Figure record listings ::
* * * *

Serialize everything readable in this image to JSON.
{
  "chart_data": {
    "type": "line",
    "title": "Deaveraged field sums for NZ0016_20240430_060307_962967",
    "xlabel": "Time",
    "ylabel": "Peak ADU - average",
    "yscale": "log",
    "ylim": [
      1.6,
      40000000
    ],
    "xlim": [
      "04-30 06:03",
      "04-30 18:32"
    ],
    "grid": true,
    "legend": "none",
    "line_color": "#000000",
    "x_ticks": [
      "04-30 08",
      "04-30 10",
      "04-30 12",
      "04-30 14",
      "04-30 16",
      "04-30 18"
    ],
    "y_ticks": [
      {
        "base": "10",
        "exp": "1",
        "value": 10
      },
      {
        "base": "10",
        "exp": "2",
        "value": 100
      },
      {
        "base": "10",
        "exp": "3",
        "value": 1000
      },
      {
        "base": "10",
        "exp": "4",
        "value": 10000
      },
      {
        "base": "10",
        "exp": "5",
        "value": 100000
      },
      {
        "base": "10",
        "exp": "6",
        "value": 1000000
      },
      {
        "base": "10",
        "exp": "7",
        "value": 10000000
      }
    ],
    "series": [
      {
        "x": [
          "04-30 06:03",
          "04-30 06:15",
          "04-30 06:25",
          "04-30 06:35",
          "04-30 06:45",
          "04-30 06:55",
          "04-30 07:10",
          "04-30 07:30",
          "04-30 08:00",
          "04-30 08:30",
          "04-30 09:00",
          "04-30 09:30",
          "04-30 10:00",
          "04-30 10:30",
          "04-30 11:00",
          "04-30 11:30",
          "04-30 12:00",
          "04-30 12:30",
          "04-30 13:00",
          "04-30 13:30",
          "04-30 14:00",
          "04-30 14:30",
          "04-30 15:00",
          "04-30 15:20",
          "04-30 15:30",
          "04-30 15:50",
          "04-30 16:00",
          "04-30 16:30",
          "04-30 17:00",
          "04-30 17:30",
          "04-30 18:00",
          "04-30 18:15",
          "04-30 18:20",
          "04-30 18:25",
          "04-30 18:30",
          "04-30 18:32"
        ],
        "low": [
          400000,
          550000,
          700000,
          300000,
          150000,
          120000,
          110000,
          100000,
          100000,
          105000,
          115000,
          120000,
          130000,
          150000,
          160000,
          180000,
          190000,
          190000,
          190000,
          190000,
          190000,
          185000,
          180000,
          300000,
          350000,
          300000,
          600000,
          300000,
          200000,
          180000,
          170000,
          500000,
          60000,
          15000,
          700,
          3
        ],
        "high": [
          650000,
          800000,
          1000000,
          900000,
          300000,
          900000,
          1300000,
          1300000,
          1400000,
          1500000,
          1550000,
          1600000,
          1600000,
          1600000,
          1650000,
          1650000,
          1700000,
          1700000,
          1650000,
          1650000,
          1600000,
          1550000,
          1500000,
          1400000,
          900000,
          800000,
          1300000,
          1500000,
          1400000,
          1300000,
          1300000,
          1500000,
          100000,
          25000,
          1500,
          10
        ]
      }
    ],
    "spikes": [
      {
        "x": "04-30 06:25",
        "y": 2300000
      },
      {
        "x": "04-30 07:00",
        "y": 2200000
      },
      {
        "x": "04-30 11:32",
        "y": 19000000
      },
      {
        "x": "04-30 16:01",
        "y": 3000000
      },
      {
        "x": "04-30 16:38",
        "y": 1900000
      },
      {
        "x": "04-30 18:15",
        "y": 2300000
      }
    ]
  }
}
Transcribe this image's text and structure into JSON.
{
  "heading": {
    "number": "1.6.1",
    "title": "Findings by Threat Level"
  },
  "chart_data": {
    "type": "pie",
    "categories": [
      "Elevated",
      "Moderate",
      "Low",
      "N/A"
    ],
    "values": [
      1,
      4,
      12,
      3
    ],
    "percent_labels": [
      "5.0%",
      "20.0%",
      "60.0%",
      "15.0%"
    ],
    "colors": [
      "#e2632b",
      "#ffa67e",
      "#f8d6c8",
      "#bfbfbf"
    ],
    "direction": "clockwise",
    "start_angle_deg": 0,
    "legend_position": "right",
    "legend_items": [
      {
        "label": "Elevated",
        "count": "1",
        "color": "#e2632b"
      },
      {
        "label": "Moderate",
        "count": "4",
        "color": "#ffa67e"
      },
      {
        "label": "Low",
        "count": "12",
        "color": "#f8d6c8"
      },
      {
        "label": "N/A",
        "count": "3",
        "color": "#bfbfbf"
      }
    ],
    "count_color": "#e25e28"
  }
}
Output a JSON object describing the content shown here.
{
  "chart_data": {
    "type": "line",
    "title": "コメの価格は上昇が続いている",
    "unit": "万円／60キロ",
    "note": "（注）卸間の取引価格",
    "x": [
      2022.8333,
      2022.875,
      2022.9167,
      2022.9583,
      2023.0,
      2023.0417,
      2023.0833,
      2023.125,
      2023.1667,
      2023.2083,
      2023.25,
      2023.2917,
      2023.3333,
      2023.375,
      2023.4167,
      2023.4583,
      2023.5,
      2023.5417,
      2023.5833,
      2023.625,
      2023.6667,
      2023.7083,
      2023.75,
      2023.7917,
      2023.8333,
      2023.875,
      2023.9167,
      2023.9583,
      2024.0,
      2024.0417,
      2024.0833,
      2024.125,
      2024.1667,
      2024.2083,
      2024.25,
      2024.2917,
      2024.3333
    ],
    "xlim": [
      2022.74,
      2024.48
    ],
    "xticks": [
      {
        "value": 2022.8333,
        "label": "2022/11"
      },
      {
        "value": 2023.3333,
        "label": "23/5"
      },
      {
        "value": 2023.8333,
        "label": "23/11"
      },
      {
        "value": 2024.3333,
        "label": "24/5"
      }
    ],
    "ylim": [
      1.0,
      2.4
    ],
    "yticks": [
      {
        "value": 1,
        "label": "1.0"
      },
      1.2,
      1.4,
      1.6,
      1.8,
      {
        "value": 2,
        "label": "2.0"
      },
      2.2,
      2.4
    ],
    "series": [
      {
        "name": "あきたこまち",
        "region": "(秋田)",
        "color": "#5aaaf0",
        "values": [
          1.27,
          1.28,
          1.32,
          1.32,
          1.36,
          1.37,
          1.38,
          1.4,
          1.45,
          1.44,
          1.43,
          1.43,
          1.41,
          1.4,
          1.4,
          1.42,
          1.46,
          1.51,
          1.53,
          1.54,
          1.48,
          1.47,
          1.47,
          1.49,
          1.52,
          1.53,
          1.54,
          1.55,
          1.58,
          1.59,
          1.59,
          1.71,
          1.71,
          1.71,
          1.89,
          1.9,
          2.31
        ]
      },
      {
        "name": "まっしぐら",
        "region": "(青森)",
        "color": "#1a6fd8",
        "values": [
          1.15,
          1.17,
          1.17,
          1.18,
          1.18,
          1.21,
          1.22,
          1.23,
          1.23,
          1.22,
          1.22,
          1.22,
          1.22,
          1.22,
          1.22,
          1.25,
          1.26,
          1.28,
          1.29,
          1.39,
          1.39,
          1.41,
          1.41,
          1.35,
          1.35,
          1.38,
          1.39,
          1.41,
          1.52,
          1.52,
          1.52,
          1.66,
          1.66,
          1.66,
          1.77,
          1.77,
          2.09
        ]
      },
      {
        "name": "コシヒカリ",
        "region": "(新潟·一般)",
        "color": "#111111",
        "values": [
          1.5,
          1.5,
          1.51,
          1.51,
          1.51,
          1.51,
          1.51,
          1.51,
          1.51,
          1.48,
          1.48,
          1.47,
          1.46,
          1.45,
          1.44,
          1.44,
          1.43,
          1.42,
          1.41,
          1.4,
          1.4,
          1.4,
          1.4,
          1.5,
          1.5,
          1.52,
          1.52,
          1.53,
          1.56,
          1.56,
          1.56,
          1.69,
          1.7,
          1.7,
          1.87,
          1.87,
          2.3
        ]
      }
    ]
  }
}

* * * *

EXERCISE TASK :: Copy out all of the data exactly, leaving nothing out.

FINAL ANSWER ::
Serialize everything readable in this image to JSON.
{
  "chart_data": {
    "type": "line",
    "title": "Deaveraged field sums for NZ0016_20240430_060307_962967",
    "xlabel": "Time",
    "ylabel": "Peak ADU - average",
    "yscale": "log",
    "ylim": [
      1.6,
      40000000
    ],
    "xlim": [
      "04-30 06:03",
      "04-30 18:32"
    ],
    "grid": true,
    "legend": "none",
    "line_color": "#000000",
    "x_ticks": [
      "04-30 08",
      "04-30 10",
      "04-30 12",
      "04-30 14",
      "04-30 16",
      "04-30 18"
    ],
    "y_ticks": [
      {
        "base": "10",
        "exp": "1",
        "value": 10
      },
      {
        "base": "10",
        "exp": "2",
        "value": 100
      },
      {
        "base": "10",
        "exp": "3",
        "value": 1000
      },
      {
        "base": "10",
        "exp": "4",
        "value": 10000
      },
      {
        "base": "10",
        "exp": "5",
        "value": 100000
      },
      {
        "base": "10",
        "exp": "6",
        "value": 1000000
      },
      {
        "base": "10",
        "exp": "7",
        "value": 10000000
      }
    ],
    "series": [
      {
        "x": [
          "04-30 06:03",
          "04-30 06:15",
          "04-30 06:25",
          "04-30 06:35",
          "04-30 06:45",
          "04-30 06:55",
          "04-30 07:10",
          "04-30 07:30",
          "04-30 08:00",
          "04-30 08:30",
          "04-30 09:00",
          "04-30 09:30",
          "04-30 10:00",
          "04-30 10:30",
          "04-30 11:00",
          "04-30 11:30",
          "04-30 12:00",
          "04-30 12:30",
          "04-30 13:00",
          "04-30 13:30",
          "04-30 14:00",
          "04-30 14:30",
          "04-30 15:00",
          "04-30 15:20",
          "04-30 15:30",
          "04-30 15:50",
          "04-30 16:00",
          "04-30 16:30",
          "04-30 17:00",
          "04-30 17:30",
          "04-30 18:00",
          "04-30 18:15",
          "04-30 18:20",
          "04-30 18:25",
          "04-30 18:30",
          "04-30 18:32"
        ],
        "low": [
          400000,
          550000,
          700000,
          300000,
          150000,
          120000,
          110000,
          100000,
          100000,
          105000,
          115000,
          120000,
          130000,
          150000,
          160000,
          180000,
          190000,
          190000,
          190000,
          190000,
          190000,
          185000,
          180000,
          300000,
          350000,
          300000,
          600000,
          300000,
          200000,
          180000,
          170000,
          500000,
          60000,
          15000,
          700,
          3
        ],
        "high": [
          650000,
          800000,
          1000000,
          900000,
          300000,
          900000,
          1300000,
          1300000,
          1400000,
          1500000,
          1550000,
          1600000,
          1600000,
          1600000,
          1650000,
          1650000,
          1700000,
          1700000,
          1650000,
          1650000,
          1600000,
          1550000,
          1500000,
          1400000,
          900000,
          800000,
          1300000,
          1500000,
          1400000,
          1300000,
          1300000,
          1500000,
          100000,
          25000,
          1500,
          10
        ]
      }
    ],
    "spikes": [
      {
        "x": "04-30 06:25",
        "y": 2300000
      },
      {
        "x": "04-30 07:00",
        "y": 2200000
      },
      {
        "x": "04-30 11:32",
        "y": 19000000
      },
      {
        "x": "04-30 16:01",
        "y": 3000000
      },
      {
        "x": "04-30 16:38",
        "y": 1900000
      },
      {
        "x": "04-30 18:15",
        "y": 2300000
      }
    ]
  }
}
Transcribe this image's text and structure into JSON.
{
  "heading": {
    "number": "1.6.1",
    "title": "Findings by Threat Level"
  },
  "chart_data": {
    "type": "pie",
    "categories": [
      "Elevated",
      "Moderate",
      "Low",
      "N/A"
    ],
    "values": [
      1,
      4,
      12,
      3
    ],
    "percent_labels": [
      "5.0%",
      "20.0%",
      "60.0%",
      "15.0%"
    ],
    "colors": [
      "#e2632b",
      "#ffa67e",
      "#f8d6c8",
      "#bfbfbf"
    ],
    "direction": "clockwise",
    "start_angle_deg": 0,
    "legend_position": "right",
    "legend_items": [
      {
        "label": "Elevated",
        "count": "1",
        "color": "#e2632b"
      },
      {
        "label": "Moderate",
        "count": "4",
        "color": "#ffa67e"
      },
      {
        "label": "Low",
        "count": "12",
        "color": "#f8d6c8"
      },
      {
        "label": "N/A",
        "count": "3",
        "color": "#bfbfbf"
      }
    ],
    "count_color": "#e25e28"
  }
}
Output a JSON object describing the content shown here.
{
  "chart_data": {
    "type": "line",
    "title": "コメの価格は上昇が続いている",
    "unit": "万円／60キロ",
    "note": "（注）卸間の取引価格",
    "x": [
      2022.8333,
      2022.875,
      2022.9167,
      2022.9583,
      2023.0,
      2023.0417,
      2023.0833,
      2023.125,
      2023.1667,
      2023.2083,
      2023.25,
      2023.2917,
      2023.3333,
      2023.375,
      2023.4167,
      2023.4583,
      2023.5,
      2023.5417,
      2023.5833,
      2023.625,
      2023.6667,
      2023.7083,
      2023.75,
      2023.7917,
      2023.8333,
      2023.875,
      2023.9167,
      2023.9583,
      2024.0,
      2024.0417,
      2024.0833,
      2024.125,
      2024.1667,
      2024.2083,
      2024.25,
      2024.2917,
      2024.3333
    ],
    "xlim": [
      2022.74,
      2024.48
    ],
    "xticks": [
      {
        "value": 2022.8333,
        "label": "2022/11"
      },
      {
        "value": 2023.3333,
        "label": "23/5"
      },
      {
        "value": 2023.8333,
        "label": "23/11"
      },
      {
        "value": 2024.3333,
        "label": "24/5"
      }
    ],
    "ylim": [
      1.0,
      2.4
    ],
    "yticks": [
      {
        "value": 1,
        "label": "1.0"
      },
      1.2,
      1.4,
      1.6,
      1.8,
      {
        "value": 2,
        "label": "2.0"
      },
      2.2,
      2.4
    ],
    "series": [
      {
        "name": "あきたこまち",
        "region": "(秋田)",
        "color": "#5aaaf0",
        "values": [
          1.27,
          1.28,
          1.32,
          1.32,
          1.36,
          1.37,
          1.38,
          1.4,
          1.45,
          1.44,
          1.43,
          1.43,
          1.41,
          1.4,
          1.4,
          1.42,
          1.46,
          1.51,
          1.53,
          1.54,
          1.48,
          1.47,
          1.47,
          1.49,
          1.52,
          1.53,
          1.54,
          1.55,
          1.58,
          1.59,
          1.59,
          1.71,
          1.71,
          1.71,
          1.89,
          1.9,
          2.31
        ]
      },
      {
        "name": "まっしぐら",
        "region": "(青森)",
        "color": "#1a6fd8",
        "values": [
          1.15,
          1.17,
          1.17,
          1.18,
          1.18,
          1.21,
          1.22,
          1.23,
          1.23,
          1.22,
          1.22,
          1.22,
          1.22,
          1.22,
          1.22,
          1.25,
          1.26,
          1.28,
          1.29,
          1.39,
          1.39,
          1.41,
          1.41,
          1.35,
          1.35,
          1.38,
          1.39,
          1.41,
          1.52,
          1.52,
          1.52,
          1.66,
          1.66,
          1.66,
          1.77,
          1.77,
          2.09
        ]
      },
      {
        "name": "コシヒカリ",
        "region": "(新潟·一般)",
        "color": "#111111",
        "values": [
          1.5,
          1.5,
          1.51,
          1.51,
          1.51,
          1.51,
          1.51,
          1.51,
          1.51,
          1.48,
          1.48,
          1.47,
          1.46,
          1.45,
          1.44,
          1.44,
          1.43,
          1.42,
          1.41,
          1.4,
          1.4,
          1.4,
          1.4,
          1.5,
          1.5,
          1.52,
          1.52,
          1.53,
          1.56,
          1.56,
          1.56,
          1.69,
          1.7,
          1.7,
          1.87,
          1.87,
          2.3
        ]
      }
    ]
  }
}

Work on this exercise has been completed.